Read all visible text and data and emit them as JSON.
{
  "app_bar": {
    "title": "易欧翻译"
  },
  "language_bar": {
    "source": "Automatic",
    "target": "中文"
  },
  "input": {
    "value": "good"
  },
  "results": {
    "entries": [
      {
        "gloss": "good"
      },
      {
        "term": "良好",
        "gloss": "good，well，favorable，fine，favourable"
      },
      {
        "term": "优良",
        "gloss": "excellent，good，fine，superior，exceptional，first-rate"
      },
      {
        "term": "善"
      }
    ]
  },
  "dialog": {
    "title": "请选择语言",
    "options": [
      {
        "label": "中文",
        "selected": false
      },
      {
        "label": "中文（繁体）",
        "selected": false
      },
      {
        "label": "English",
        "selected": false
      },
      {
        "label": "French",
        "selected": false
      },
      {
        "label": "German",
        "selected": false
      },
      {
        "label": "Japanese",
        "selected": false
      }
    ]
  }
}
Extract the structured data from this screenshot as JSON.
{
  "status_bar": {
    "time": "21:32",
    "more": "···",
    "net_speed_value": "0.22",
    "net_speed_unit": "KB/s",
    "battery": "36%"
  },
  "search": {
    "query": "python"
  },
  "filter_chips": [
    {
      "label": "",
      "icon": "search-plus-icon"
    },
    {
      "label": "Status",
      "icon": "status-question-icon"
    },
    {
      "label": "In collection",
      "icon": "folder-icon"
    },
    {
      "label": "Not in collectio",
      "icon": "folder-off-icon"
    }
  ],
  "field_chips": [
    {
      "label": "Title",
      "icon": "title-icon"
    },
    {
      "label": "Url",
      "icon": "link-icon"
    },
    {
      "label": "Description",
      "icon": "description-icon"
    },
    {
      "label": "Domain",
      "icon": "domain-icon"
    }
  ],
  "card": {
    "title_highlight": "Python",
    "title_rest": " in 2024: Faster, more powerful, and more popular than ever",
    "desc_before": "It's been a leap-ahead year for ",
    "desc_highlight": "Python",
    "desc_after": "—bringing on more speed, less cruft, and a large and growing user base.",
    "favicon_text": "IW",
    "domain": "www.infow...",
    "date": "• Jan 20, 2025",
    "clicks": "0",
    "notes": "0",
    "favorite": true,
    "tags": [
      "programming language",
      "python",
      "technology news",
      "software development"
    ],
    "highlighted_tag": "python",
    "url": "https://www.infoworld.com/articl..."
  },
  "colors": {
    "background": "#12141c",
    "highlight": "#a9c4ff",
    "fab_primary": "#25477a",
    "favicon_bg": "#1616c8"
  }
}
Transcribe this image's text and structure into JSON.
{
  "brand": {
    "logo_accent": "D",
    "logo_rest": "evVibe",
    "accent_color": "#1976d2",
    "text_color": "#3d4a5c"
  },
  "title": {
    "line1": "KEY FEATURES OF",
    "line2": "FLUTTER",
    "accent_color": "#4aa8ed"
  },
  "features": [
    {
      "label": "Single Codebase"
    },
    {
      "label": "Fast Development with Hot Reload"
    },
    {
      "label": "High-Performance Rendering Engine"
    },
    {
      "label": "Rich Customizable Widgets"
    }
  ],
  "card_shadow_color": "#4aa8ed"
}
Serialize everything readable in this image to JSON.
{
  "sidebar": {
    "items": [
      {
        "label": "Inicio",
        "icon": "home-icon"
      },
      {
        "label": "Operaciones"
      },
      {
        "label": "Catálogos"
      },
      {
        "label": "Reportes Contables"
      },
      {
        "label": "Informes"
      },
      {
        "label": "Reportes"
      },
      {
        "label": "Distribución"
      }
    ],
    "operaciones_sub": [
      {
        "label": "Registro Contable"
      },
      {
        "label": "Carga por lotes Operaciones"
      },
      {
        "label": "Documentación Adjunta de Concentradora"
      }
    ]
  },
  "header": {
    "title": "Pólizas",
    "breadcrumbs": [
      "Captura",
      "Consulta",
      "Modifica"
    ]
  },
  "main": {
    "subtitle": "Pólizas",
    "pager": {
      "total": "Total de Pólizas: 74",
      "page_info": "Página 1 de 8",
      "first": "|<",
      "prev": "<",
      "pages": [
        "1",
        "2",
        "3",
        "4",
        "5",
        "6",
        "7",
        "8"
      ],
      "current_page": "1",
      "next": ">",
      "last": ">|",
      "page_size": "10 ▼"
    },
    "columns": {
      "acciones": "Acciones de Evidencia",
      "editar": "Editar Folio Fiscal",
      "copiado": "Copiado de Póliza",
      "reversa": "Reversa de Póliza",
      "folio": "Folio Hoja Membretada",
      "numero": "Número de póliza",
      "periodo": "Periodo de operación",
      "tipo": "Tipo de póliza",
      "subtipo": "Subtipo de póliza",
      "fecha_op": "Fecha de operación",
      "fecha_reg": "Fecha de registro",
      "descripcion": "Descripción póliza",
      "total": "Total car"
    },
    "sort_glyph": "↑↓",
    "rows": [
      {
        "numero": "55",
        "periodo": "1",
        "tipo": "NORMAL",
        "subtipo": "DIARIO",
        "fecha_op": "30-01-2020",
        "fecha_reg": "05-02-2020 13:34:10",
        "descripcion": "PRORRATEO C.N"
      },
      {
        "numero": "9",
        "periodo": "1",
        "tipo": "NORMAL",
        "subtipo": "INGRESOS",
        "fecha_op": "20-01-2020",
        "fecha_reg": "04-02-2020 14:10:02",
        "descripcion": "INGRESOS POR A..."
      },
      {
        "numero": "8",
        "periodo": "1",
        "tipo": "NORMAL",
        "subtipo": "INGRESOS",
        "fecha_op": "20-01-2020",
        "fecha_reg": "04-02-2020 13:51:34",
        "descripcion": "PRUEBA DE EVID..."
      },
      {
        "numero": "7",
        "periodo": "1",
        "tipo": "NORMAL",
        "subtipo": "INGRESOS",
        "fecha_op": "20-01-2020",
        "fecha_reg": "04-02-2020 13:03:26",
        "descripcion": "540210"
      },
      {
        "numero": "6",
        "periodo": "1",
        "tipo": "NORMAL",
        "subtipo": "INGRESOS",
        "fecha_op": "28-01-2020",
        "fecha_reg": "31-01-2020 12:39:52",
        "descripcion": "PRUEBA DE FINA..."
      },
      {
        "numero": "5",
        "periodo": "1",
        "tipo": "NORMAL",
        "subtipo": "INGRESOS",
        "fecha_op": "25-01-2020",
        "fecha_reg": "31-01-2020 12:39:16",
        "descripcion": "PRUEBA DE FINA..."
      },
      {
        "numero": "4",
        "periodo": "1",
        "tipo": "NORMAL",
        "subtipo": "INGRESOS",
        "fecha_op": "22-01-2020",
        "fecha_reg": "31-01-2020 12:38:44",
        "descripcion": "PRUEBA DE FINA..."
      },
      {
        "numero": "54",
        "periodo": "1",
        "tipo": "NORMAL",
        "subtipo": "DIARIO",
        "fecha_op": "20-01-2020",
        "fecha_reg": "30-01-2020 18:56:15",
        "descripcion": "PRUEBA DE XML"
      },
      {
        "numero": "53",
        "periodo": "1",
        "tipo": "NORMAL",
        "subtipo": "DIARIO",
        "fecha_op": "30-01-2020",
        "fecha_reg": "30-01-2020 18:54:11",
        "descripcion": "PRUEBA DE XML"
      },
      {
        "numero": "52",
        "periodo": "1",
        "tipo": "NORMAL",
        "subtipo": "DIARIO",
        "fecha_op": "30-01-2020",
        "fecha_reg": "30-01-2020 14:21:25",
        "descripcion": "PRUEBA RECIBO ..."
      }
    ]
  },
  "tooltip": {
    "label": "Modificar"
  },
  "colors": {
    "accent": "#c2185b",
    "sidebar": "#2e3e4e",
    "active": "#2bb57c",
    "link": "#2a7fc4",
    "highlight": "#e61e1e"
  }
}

PROBLEM STATEMENT: Repeat each record exactly, leaving nothing out.

REPLY TO THE EXERCISE:
Read all visible text and data and emit them as JSON.
{
  "app_bar": {
    "title": "易欧翻译"
  },
  "language_bar": {
    "source": "Automatic",
    "target": "中文"
  },
  "input": {
    "value": "good"
  },
  "results": {
    "entries": [
      {
        "gloss": "good"
      },
      {
        "term": "良好",
        "gloss": "good，well，favorable，fine，favourable"
      },
      {
        "term": "优良",
        "gloss": "excellent，good，fine，superior，exceptional，first-rate"
      },
      {
        "term": "善"
      }
    ]
  },
  "dialog": {
    "title": "请选择语言",
    "options": [
      {
        "label": "中文",
        "selected": false
      },
      {
        "label": "中文（繁体）",
        "selected": false
      },
      {
        "label": "English",
        "selected": false
      },
      {
        "label": "French",
        "selected": false
      },
      {
        "label": "German",
        "selected": false
      },
      {
        "label": "Japanese",
        "selected": false
      }
    ]
  }
}
Extract the structured data from this screenshot as JSON.
{
  "status_bar": {
    "time": "21:32",
    "more": "···",
    "net_speed_value": "0.22",
    "net_speed_unit": "KB/s",
    "battery": "36%"
  },
  "search": {
    "query": "python"
  },
  "filter_chips": [
    {
      "label": "",
      "icon": "search-plus-icon"
    },
    {
      "label": "Status",
      "icon": "status-question-icon"
    },
    {
      "label": "In collection",
      "icon": "folder-icon"
    },
    {
      "label": "Not in collectio",
      "icon": "folder-off-icon"
    }
  ],
  "field_chips": [
    {
      "label": "Title",
      "icon": "title-icon"
    },
    {
      "label": "Url",
      "icon": "link-icon"
    },
    {
      "label": "Description",
      "icon": "description-icon"
    },
    {
      "label": "Domain",
      "icon": "domain-icon"
    }
  ],
  "card": {
    "title_highlight": "Python",
    "title_rest": " in 2024: Faster, more powerful, and more popular than ever",
    "desc_before": "It's been a leap-ahead year for ",
    "desc_highlight": "Python",
    "desc_after": "—bringing on more speed, less cruft, and a large and growing user base.",
    "favicon_text": "IW",
    "domain": "www.infow...",
    "date": "• Jan 20, 2025",
    "clicks": "0",
    "notes": "0",
    "favorite": true,
    "tags": [
      "programming language",
      "python",
      "technology news",
      "software development"
    ],
    "highlighted_tag": "python",
    "url": "https://www.infoworld.com/articl..."
  },
  "colors": {
    "background": "#12141c",
    "highlight": "#a9c4ff",
    "fab_primary": "#25477a",
    "favicon_bg": "#1616c8"
  }
}
Transcribe this image's text and structure into JSON.
{
  "brand": {
    "logo_accent": "D",
    "logo_rest": "evVibe",
    "accent_color": "#1976d2",
    "text_color": "#3d4a5c"
  },
  "title": {
    "line1": "KEY FEATURES OF",
    "line2": "FLUTTER",
    "accent_color": "#4aa8ed"
  },
  "features": [
    {
      "label": "Single Codebase"
    },
    {
      "label": "Fast Development with Hot Reload"
    },
    {
      "label": "High-Performance Rendering Engine"
    },
    {
      "label": "Rich Customizable Widgets"
    }
  ],
  "card_shadow_color": "#4aa8ed"
}
Serialize everything readable in this image to JSON.
{
  "sidebar": {
    "items": [
      {
        "label": "Inicio",
        "icon": "home-icon"
      },
      {
        "label": "Operaciones"
      },
      {
        "label": "Catálogos"
      },
      {
        "label": "Reportes Contables"
      },
      {
        "label": "Informes"
      },
      {
        "label": "Reportes"
      },
      {
        "label": "Distribución"
      }
    ],
    "operaciones_sub": [
      {
        "label": "Registro Contable"
      },
      {
        "label": "Carga por lotes Operaciones"
      },
      {
        "label": "Documentación Adjunta de Concentradora"
      }
    ]
  },
  "header": {
    "title": "Pólizas",
    "breadcrumbs": [
      "Captura",
      "Consulta",
      "Modifica"
    ]
  },
  "main": {
    "subtitle": "Pólizas",
    "pager": {
      "total": "Total de Pólizas: 74",
      "page_info": "Página 1 de 8",
      "first": "|<",
      "prev": "<",
      "pages": [
        "1",
        "2",
        "3",
        "4",
        "5",
        "6",
        "7",
        "8"
      ],
      "current_page": "1",
      "next": ">",
      "last": ">|",
      "page_size": "10 ▼"
    },
    "columns": {
      "acciones": "Acciones de Evidencia",
      "editar": "Editar Folio Fiscal",
      "copiado": "Copiado de Póliza",
      "reversa": "Reversa de Póliza",
      "folio": "Folio Hoja Membretada",
      "numero": "Número de póliza",
      "periodo": "Periodo de operación",
      "tipo": "Tipo de póliza",
      "subtipo": "Subtipo de póliza",
      "fecha_op": "Fecha de operación",
      "fecha_reg": "Fecha de registro",
      "descripcion": "Descripción póliza",
      "total": "Total car"
    },
    "sort_glyph": "↑↓",
    "rows": [
      {
        "numero": "55",
        "periodo": "1",
        "tipo": "NORMAL",
        "subtipo": "DIARIO",
        "fecha_op": "30-01-2020",
        "fecha_reg": "05-02-2020 13:34:10",
        "descripcion": "PRORRATEO C.N"
      },
      {
        "numero": "9",
        "periodo": "1",
        "tipo": "NORMAL",
        "subtipo": "INGRESOS",
        "fecha_op": "20-01-2020",
        "fecha_reg": "04-02-2020 14:10:02",
        "descripcion": "INGRESOS POR A..."
      },
      {
        "numero": "8",
        "periodo": "1",
        "tipo": "NORMAL",
        "subtipo": "INGRESOS",
        "fecha_op": "20-01-2020",
        "fecha_reg": "04-02-2020 13:51:34",
        "descripcion": "PRUEBA DE EVID..."
      },
      {
        "numero": "7",
        "periodo": "1",
        "tipo": "NORMAL",
        "subtipo": "INGRESOS",
        "fecha_op": "20-01-2020",
        "fecha_reg": "04-02-2020 13:03:26",
        "descripcion": "540210"
      },
      {
        "numero": "6",
        "periodo": "1",
        "tipo": "NORMAL",
        "subtipo": "INGRESOS",
        "fecha_op": "28-01-2020",
        "fecha_reg": "31-01-2020 12:39:52",
        "descripcion": "PRUEBA DE FINA..."
      },
      {
        "numero": "5",
        "periodo": "1",
        "tipo": "NORMAL",
        "subtipo": "INGRESOS",
        "fecha_op": "25-01-2020",
        "fecha_reg": "31-01-2020 12:39:16",
        "descripcion": "PRUEBA DE FINA..."
      },
      {
        "numero": "4",
        "periodo": "1",
        "tipo": "NORMAL",
        "subtipo": "INGRESOS",
        "fecha_op": "22-01-2020",
        "fecha_reg": "31-01-2020 12:38:44",
        "descripcion": "PRUEBA DE FINA..."
      },
      {
        "numero": "54",
        "periodo": "1",
        "tipo": "NORMAL",
        "subtipo": "DIARIO",
        "fecha_op": "20-01-2020",
        "fecha_reg": "30-01-2020 18:56:15",
        "descripcion": "PRUEBA DE XML"
      },
      {
        "numero": "53",
        "periodo": "1",
        "tipo": "NORMAL",
        "subtipo": "DIARIO",
        "fecha_op": "30-01-2020",
        "fecha_reg": "30-01-2020 18:54:11",
        "descripcion": "PRUEBA DE XML"
      },
      {
        "numero": "52",
        "periodo": "1",
        "tipo": "NORMAL",
        "subtipo": "DIARIO",
        "fecha_op": "30-01-2020",
        "fecha_reg": "30-01-2020 14:21:25",
        "descripcion": "PRUEBA RECIBO ..."
      }
    ]
  },
  "tooltip": {
    "label": "Modificar"
  },
  "colors": {
    "accent": "#c2185b",
    "sidebar": "#2e3e4e",
    "active": "#2bb57c",
    "link": "#2a7fc4",
    "highlight": "#e61e1e"
  }
}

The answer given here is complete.